All entries are to be quoted exactly; the images stay out of the copy.

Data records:
▼

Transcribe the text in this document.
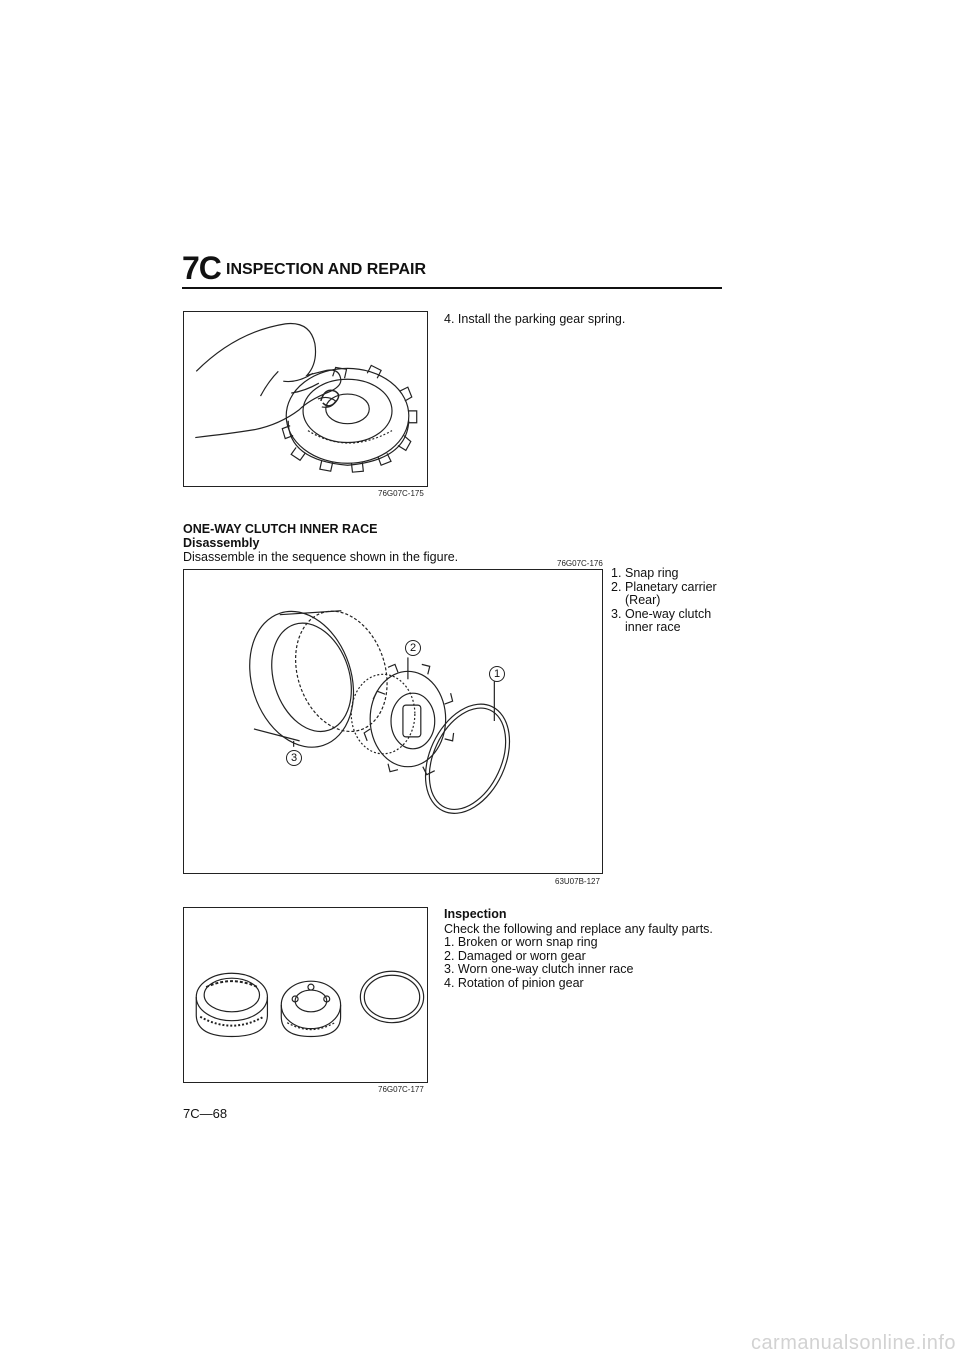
7C INSPECTION AND REPAIR
76G07C-175
4. Install the parking gear spring.
ONE-WAY CLUTCH INNER RACE
Disassembly
Disassemble in the sequence shown in the figure.	76G07C-176
2
1
3
63U07B-127
1. Snap ring
2. Planetary carrier (Rear)
3. One-way clutch inner race
76G07C-177
Inspection
Check the following and replace any faulty parts.
1. Broken or worn snap ring
2. Damaged or worn gear
3. Worn one-way clutch inner race
4. Rotation of pinion gear
7C—68
carmanualsonline.info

▲

- [THE RESPONSE]:
Transcribe the text in this document.
7C INSPECTION AND REPAIR
76G07C-175
4. Install the parking gear spring.
ONE-WAY CLUTCH INNER RACE
Disassembly
Disassemble in the sequence shown in the figure.	76G07C-176
2
1
3
63U07B-127
1. Snap ring
2. Planetary carrier (Rear)
3. One-way clutch inner race
76G07C-177
Inspection
Check the following and replace any faulty parts.
1. Broken or worn snap ring
2. Damaged or worn gear
3. Worn one-way clutch inner race
4. Rotation of pinion gear
7C—68
carmanualsonline.info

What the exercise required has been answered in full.